# start of Data extract
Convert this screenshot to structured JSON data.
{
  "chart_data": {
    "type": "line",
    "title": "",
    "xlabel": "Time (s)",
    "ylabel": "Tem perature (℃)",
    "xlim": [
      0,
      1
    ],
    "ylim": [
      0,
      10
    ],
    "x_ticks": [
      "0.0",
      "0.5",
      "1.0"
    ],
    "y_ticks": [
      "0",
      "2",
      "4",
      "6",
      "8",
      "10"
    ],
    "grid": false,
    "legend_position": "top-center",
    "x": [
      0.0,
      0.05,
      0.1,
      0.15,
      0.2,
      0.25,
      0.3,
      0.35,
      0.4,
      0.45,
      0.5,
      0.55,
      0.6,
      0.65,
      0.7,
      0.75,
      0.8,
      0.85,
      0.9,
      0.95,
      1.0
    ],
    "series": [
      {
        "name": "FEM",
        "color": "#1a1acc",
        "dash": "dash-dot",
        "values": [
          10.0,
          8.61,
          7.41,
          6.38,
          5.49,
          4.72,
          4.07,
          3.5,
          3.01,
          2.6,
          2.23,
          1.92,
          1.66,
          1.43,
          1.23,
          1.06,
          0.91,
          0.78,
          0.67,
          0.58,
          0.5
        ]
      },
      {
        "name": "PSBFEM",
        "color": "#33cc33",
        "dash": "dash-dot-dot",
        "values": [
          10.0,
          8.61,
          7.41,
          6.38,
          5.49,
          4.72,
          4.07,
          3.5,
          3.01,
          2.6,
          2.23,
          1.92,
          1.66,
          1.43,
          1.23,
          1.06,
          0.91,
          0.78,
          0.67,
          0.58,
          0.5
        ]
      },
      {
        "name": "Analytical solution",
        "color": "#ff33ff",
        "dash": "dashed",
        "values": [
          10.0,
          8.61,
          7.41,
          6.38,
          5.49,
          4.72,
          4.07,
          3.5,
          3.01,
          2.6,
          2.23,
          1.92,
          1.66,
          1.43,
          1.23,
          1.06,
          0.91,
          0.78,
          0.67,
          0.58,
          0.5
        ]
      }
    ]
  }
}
# end of Data extract
# start of Data extract
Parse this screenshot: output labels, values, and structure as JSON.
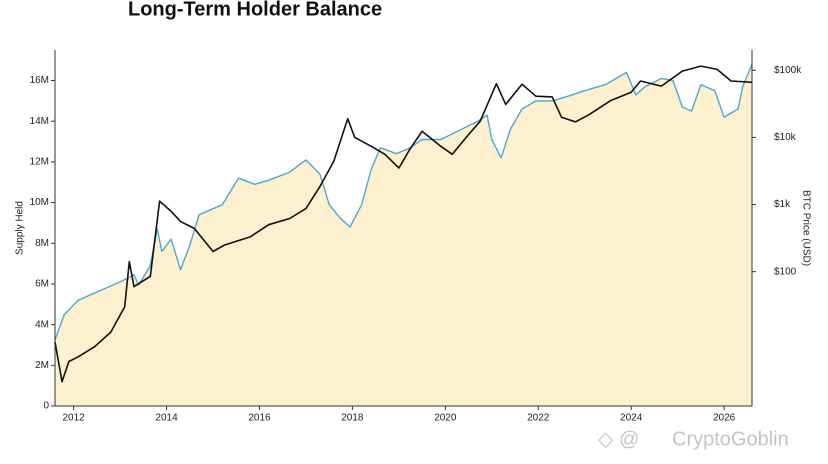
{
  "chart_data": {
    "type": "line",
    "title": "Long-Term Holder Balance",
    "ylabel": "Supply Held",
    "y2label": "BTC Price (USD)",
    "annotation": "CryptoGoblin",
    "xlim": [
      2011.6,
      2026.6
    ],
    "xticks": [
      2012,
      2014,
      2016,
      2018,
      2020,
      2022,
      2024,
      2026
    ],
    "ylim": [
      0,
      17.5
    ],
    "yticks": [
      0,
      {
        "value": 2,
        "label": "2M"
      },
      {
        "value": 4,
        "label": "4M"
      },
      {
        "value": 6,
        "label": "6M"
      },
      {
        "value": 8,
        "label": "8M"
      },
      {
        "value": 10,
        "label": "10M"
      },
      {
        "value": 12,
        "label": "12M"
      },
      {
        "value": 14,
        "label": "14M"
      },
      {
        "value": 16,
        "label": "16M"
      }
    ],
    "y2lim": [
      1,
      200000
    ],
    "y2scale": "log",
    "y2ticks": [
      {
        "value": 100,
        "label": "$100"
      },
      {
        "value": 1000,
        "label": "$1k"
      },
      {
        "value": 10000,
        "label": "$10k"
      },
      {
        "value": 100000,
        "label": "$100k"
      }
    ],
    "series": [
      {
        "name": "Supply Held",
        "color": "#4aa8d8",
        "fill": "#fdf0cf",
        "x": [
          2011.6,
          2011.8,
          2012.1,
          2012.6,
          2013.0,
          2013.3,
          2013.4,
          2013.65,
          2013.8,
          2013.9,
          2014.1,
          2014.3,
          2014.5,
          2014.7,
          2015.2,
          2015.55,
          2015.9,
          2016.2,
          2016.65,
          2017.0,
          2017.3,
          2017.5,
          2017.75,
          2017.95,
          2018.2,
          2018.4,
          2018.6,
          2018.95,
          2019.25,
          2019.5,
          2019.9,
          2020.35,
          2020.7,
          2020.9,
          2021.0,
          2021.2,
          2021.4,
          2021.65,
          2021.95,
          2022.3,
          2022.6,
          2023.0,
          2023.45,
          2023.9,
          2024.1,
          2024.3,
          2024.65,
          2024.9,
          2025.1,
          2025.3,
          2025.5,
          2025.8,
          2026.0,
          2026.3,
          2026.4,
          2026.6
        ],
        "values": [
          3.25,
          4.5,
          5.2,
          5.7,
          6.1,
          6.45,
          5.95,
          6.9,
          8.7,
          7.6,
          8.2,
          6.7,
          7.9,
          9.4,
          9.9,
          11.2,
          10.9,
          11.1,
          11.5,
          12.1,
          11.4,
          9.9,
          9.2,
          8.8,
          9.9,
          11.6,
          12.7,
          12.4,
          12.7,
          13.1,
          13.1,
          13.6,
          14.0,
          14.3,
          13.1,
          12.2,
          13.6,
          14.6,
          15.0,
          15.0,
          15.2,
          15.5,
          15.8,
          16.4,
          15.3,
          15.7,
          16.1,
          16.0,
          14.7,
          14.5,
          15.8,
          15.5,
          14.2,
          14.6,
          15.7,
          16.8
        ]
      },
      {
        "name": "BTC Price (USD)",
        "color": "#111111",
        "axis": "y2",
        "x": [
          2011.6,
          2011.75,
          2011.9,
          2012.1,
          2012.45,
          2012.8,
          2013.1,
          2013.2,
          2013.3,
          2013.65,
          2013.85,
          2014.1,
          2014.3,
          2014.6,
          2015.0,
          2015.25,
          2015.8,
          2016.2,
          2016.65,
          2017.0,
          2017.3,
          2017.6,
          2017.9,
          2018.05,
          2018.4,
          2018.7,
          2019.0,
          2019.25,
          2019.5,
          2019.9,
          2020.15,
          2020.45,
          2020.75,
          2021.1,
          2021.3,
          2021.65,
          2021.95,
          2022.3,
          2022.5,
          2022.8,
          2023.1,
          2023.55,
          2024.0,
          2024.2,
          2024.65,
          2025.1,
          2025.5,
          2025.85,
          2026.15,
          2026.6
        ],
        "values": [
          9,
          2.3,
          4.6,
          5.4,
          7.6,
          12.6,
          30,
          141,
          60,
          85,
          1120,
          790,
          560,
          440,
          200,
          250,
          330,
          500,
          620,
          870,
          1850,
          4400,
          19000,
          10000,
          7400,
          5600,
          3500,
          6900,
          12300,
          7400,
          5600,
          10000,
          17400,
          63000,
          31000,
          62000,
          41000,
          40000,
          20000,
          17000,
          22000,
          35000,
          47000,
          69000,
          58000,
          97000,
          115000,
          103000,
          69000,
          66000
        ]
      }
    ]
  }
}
# end of Data extract
Aim of the task: Count the lines in the records above that contain the word "Held", and reply with only that number.

Written answer: 2